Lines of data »
== == ==

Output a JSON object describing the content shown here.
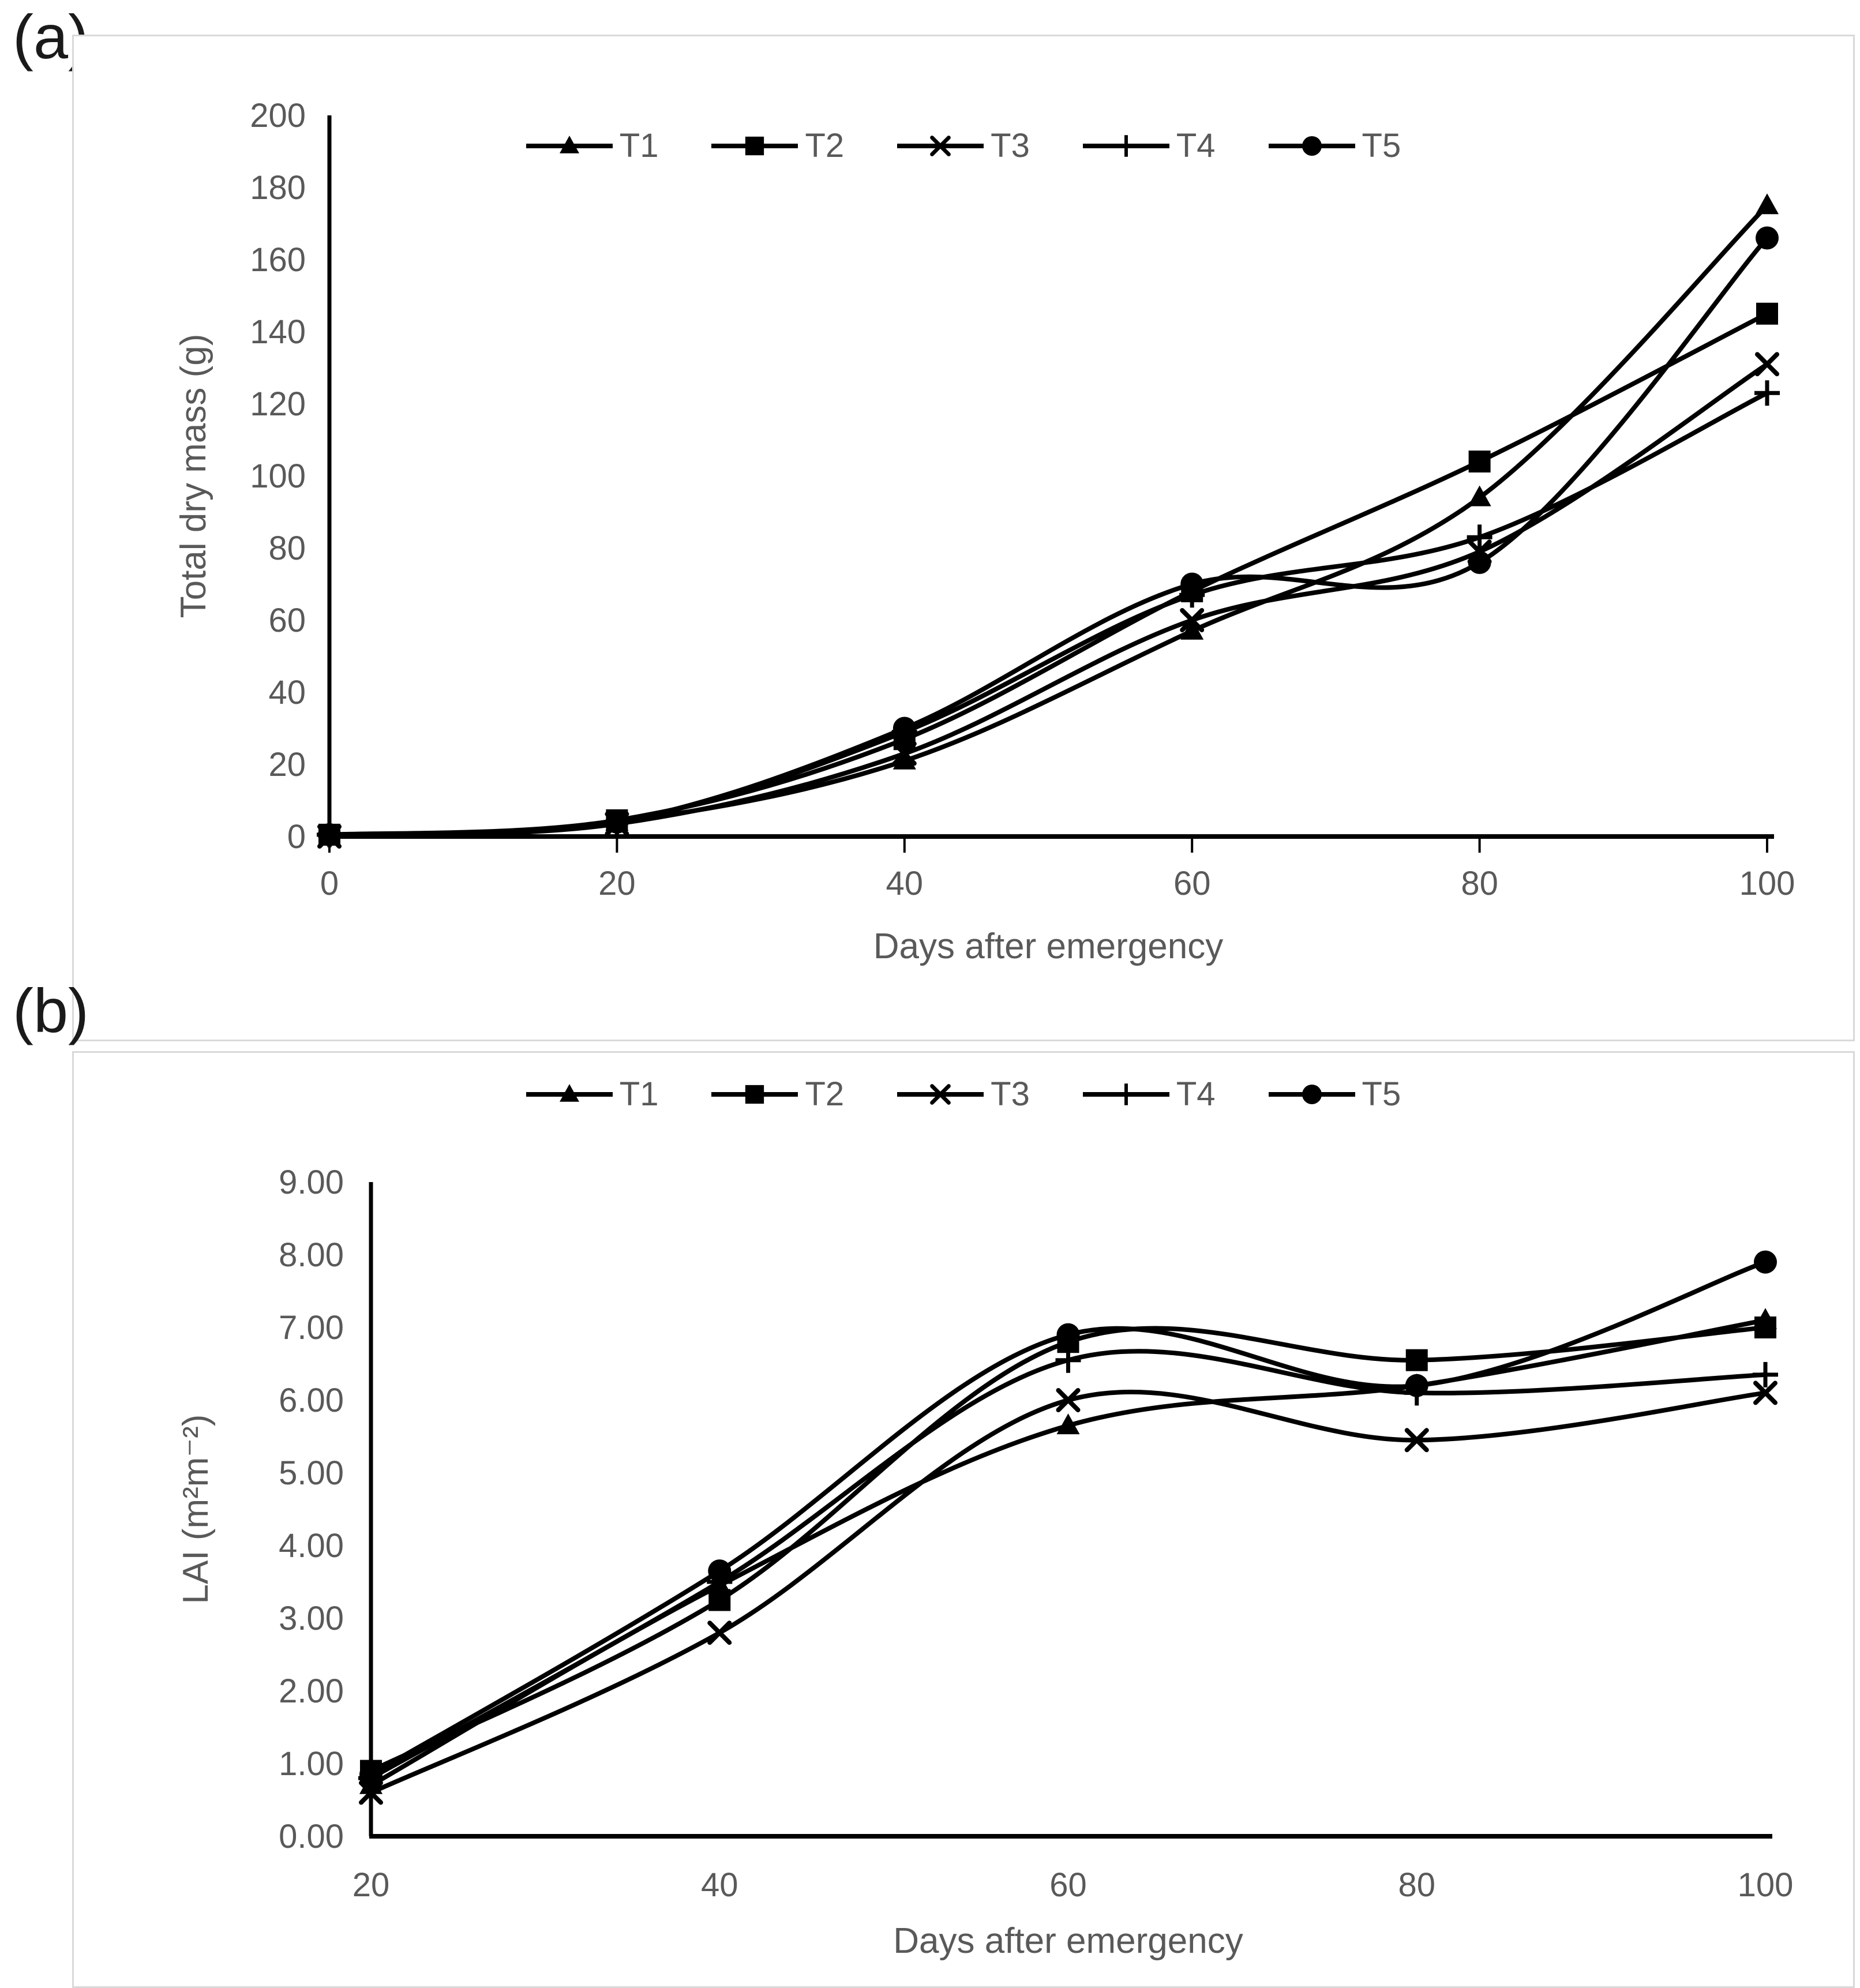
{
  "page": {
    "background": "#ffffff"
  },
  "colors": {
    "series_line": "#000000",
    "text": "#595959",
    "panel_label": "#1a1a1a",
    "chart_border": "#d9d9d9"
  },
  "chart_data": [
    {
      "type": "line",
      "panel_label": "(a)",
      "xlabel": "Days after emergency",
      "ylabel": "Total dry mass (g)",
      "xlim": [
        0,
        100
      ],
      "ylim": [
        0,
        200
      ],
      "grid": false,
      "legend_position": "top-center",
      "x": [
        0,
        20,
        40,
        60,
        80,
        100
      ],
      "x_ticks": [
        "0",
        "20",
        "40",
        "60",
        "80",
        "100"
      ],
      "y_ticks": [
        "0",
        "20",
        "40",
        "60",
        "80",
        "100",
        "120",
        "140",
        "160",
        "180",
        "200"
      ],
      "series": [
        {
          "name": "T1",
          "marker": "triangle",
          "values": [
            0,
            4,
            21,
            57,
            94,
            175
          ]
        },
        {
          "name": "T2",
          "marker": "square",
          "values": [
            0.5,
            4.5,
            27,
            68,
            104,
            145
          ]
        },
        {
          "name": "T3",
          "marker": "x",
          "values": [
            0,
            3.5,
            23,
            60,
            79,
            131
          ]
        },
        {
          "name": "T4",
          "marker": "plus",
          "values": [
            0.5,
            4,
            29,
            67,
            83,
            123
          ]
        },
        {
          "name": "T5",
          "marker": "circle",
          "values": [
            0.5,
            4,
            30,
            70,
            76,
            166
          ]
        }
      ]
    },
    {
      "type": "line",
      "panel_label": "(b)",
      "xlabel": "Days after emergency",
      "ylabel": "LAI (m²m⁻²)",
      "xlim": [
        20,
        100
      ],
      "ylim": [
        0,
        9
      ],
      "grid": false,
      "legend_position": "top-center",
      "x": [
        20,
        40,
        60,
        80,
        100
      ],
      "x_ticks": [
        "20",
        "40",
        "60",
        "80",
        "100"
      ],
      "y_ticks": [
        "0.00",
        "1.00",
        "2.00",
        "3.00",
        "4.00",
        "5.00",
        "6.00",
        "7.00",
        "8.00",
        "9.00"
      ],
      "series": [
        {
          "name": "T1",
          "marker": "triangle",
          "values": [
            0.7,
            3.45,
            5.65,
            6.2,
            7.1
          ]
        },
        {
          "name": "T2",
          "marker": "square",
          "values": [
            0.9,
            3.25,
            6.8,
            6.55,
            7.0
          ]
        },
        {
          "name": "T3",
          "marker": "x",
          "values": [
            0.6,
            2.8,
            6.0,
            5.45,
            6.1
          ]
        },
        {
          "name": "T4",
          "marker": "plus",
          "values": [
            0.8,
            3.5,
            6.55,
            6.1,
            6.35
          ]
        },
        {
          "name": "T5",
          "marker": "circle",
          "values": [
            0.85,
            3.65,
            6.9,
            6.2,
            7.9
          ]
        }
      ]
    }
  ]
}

== == ==

Task instructions » Images must not appear in the copy; reproduce everything else in the records verbatim.

Answer to the exercise »
Output a JSON object describing the content shown here.
{
  "page": {
    "background": "#ffffff"
  },
  "colors": {
    "series_line": "#000000",
    "text": "#595959",
    "panel_label": "#1a1a1a",
    "chart_border": "#d9d9d9"
  },
  "chart_data": [
    {
      "type": "line",
      "panel_label": "(a)",
      "xlabel": "Days after emergency",
      "ylabel": "Total dry mass (g)",
      "xlim": [
        0,
        100
      ],
      "ylim": [
        0,
        200
      ],
      "grid": false,
      "legend_position": "top-center",
      "x": [
        0,
        20,
        40,
        60,
        80,
        100
      ],
      "x_ticks": [
        "0",
        "20",
        "40",
        "60",
        "80",
        "100"
      ],
      "y_ticks": [
        "0",
        "20",
        "40",
        "60",
        "80",
        "100",
        "120",
        "140",
        "160",
        "180",
        "200"
      ],
      "series": [
        {
          "name": "T1",
          "marker": "triangle",
          "values": [
            0,
            4,
            21,
            57,
            94,
            175
          ]
        },
        {
          "name": "T2",
          "marker": "square",
          "values": [
            0.5,
            4.5,
            27,
            68,
            104,
            145
          ]
        },
        {
          "name": "T3",
          "marker": "x",
          "values": [
            0,
            3.5,
            23,
            60,
            79,
            131
          ]
        },
        {
          "name": "T4",
          "marker": "plus",
          "values": [
            0.5,
            4,
            29,
            67,
            83,
            123
          ]
        },
        {
          "name": "T5",
          "marker": "circle",
          "values": [
            0.5,
            4,
            30,
            70,
            76,
            166
          ]
        }
      ]
    },
    {
      "type": "line",
      "panel_label": "(b)",
      "xlabel": "Days after emergency",
      "ylabel": "LAI (m²m⁻²)",
      "xlim": [
        20,
        100
      ],
      "ylim": [
        0,
        9
      ],
      "grid": false,
      "legend_position": "top-center",
      "x": [
        20,
        40,
        60,
        80,
        100
      ],
      "x_ticks": [
        "20",
        "40",
        "60",
        "80",
        "100"
      ],
      "y_ticks": [
        "0.00",
        "1.00",
        "2.00",
        "3.00",
        "4.00",
        "5.00",
        "6.00",
        "7.00",
        "8.00",
        "9.00"
      ],
      "series": [
        {
          "name": "T1",
          "marker": "triangle",
          "values": [
            0.7,
            3.45,
            5.65,
            6.2,
            7.1
          ]
        },
        {
          "name": "T2",
          "marker": "square",
          "values": [
            0.9,
            3.25,
            6.8,
            6.55,
            7.0
          ]
        },
        {
          "name": "T3",
          "marker": "x",
          "values": [
            0.6,
            2.8,
            6.0,
            5.45,
            6.1
          ]
        },
        {
          "name": "T4",
          "marker": "plus",
          "values": [
            0.8,
            3.5,
            6.55,
            6.1,
            6.35
          ]
        },
        {
          "name": "T5",
          "marker": "circle",
          "values": [
            0.85,
            3.65,
            6.9,
            6.2,
            7.9
          ]
        }
      ]
    }
  ]
}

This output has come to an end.